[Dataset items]
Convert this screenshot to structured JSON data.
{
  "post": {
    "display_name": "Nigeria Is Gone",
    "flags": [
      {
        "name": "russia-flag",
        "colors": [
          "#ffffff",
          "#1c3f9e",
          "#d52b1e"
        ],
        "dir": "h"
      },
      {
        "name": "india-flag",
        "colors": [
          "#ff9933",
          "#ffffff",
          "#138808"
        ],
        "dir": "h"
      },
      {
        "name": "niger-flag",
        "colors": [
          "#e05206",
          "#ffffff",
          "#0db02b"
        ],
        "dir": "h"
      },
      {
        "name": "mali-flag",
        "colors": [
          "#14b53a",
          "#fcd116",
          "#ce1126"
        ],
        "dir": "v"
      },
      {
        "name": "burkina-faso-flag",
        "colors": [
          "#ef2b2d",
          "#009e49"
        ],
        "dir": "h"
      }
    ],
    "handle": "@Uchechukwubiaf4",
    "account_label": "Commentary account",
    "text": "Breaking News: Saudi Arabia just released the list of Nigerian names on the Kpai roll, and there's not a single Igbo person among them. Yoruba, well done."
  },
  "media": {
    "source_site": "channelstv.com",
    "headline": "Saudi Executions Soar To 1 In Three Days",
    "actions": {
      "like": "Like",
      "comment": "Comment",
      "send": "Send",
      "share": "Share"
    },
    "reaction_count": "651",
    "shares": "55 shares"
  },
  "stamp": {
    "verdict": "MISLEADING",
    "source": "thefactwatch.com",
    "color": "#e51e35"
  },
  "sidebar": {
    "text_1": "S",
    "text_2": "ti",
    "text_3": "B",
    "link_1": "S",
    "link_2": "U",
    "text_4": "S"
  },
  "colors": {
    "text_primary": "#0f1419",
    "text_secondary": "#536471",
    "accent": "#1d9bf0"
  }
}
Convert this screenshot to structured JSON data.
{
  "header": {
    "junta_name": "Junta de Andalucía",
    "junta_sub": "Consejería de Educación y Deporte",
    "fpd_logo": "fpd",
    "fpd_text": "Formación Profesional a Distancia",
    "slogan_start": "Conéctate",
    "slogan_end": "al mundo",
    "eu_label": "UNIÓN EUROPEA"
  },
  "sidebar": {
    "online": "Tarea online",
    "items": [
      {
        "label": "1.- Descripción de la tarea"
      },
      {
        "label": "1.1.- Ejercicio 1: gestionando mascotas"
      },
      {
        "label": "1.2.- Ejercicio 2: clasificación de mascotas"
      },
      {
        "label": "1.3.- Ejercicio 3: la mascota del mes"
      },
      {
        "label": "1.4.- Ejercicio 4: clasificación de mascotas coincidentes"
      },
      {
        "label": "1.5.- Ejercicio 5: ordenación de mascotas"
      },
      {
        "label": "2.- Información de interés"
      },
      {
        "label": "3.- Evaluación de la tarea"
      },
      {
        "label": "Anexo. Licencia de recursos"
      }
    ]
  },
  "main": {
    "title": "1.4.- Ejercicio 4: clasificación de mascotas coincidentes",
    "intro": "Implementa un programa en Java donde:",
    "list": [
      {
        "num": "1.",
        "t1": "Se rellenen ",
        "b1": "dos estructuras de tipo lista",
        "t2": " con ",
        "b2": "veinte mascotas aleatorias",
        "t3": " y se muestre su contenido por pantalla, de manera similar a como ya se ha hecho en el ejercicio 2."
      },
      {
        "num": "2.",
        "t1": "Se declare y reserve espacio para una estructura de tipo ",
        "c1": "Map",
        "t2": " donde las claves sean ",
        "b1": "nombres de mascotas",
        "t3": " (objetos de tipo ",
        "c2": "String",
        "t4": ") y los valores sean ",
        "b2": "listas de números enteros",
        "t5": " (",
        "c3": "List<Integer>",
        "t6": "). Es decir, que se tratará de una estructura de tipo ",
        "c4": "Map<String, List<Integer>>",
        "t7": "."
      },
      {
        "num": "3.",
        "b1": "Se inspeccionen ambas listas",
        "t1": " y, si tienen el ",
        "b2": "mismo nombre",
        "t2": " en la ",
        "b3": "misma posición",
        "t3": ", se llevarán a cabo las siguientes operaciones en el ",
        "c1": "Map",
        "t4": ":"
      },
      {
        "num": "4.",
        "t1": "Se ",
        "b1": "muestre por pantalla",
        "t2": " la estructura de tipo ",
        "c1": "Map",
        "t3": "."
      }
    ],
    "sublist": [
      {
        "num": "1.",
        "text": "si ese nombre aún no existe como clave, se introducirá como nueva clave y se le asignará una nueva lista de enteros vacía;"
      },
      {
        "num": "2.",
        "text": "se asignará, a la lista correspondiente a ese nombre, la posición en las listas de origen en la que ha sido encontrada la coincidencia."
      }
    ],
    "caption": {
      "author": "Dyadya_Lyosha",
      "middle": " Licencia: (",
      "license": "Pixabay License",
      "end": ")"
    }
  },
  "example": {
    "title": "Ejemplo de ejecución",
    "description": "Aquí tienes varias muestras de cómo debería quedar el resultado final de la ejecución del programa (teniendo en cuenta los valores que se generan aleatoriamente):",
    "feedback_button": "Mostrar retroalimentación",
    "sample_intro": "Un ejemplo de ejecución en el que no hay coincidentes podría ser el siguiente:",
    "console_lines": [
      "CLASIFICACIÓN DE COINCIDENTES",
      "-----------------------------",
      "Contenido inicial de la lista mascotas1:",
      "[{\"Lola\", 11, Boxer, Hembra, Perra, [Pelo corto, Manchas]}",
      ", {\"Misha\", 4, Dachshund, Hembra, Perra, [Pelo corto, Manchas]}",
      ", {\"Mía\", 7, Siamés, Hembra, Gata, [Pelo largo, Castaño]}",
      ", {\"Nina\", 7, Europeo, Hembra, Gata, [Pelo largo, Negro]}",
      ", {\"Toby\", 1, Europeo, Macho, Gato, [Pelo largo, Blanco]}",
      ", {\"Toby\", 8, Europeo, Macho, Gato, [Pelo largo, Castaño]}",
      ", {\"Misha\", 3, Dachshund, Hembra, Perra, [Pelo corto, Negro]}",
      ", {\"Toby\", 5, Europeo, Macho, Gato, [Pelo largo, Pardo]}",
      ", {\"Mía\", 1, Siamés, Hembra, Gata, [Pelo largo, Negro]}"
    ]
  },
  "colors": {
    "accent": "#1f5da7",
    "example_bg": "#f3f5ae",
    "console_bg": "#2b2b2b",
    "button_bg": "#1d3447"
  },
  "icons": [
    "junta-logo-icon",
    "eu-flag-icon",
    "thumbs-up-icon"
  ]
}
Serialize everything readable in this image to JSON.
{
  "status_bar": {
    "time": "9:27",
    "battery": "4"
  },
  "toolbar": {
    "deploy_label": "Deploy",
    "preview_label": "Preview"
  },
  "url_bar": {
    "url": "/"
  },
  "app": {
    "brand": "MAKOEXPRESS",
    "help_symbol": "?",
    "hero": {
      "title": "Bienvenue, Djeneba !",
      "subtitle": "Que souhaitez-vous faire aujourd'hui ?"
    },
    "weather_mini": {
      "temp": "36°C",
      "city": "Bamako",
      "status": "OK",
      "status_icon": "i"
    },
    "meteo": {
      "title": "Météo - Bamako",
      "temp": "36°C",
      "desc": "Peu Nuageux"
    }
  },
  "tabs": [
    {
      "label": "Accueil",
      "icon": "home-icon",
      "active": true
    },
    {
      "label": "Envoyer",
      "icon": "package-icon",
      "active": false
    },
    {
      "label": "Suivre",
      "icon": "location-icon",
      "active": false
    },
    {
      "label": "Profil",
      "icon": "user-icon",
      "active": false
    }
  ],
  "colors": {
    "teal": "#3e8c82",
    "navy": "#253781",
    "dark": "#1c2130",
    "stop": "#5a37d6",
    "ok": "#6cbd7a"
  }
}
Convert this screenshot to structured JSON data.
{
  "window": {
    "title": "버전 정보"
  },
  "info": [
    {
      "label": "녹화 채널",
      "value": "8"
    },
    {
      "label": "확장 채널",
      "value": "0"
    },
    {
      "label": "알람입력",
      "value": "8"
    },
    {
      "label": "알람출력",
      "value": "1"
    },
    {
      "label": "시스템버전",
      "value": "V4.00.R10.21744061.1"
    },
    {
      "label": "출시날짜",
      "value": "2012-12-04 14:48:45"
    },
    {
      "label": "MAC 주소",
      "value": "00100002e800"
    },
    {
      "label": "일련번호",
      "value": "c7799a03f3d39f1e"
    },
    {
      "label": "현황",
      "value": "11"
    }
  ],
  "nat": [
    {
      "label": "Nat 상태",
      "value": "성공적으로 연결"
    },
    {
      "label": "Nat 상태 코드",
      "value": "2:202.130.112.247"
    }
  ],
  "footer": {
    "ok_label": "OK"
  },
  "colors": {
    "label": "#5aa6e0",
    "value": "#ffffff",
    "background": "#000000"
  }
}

TASK GOAL
Go through the data and gather every line that holds "Castaño".

TASK OUTPUT
      ", {\"Mía\", 7, Siamés, Hembra, Gata, [Pelo largo, Castaño]}",
      ", {\"Toby\", 8, Europeo, Macho, Gato, [Pelo largo, Castaño]}",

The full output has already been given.